[Figure data in JSON]
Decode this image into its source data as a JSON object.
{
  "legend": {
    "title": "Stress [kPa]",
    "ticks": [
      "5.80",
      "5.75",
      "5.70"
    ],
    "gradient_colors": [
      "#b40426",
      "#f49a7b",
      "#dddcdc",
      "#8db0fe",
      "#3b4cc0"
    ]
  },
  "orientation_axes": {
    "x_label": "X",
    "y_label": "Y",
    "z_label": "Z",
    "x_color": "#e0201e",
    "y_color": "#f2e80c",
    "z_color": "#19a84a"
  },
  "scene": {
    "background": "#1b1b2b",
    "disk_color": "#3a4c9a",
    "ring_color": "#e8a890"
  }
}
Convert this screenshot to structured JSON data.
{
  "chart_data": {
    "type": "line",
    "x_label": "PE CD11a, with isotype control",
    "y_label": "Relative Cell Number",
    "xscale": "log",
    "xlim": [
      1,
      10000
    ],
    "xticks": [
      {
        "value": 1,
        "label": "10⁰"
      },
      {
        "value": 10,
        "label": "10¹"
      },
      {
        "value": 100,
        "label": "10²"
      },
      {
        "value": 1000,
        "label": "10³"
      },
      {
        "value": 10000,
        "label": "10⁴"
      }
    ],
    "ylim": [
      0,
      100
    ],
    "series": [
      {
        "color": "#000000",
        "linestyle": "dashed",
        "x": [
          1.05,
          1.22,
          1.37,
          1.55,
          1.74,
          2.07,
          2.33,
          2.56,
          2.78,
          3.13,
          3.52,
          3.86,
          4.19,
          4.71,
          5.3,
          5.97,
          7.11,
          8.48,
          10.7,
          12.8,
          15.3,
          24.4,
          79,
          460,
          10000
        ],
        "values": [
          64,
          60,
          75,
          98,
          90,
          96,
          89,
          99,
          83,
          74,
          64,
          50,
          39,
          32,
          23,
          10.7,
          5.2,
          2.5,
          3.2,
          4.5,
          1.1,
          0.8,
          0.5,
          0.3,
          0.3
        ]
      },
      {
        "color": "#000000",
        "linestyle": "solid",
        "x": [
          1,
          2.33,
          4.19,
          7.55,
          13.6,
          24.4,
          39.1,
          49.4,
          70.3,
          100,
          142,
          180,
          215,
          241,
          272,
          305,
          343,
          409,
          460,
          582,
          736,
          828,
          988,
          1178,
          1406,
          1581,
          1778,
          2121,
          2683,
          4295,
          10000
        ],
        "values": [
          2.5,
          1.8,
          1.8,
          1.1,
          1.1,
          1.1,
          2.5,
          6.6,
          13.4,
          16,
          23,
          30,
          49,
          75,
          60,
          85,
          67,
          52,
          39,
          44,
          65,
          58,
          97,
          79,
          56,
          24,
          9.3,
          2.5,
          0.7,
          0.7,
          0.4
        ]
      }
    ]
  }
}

◆ Given exercise:
Copy each line from the records above that includes the string "this".

◆ Problem solution:
Decode this image into its source data as a JSON object.
Convert this screenshot to structured JSON data.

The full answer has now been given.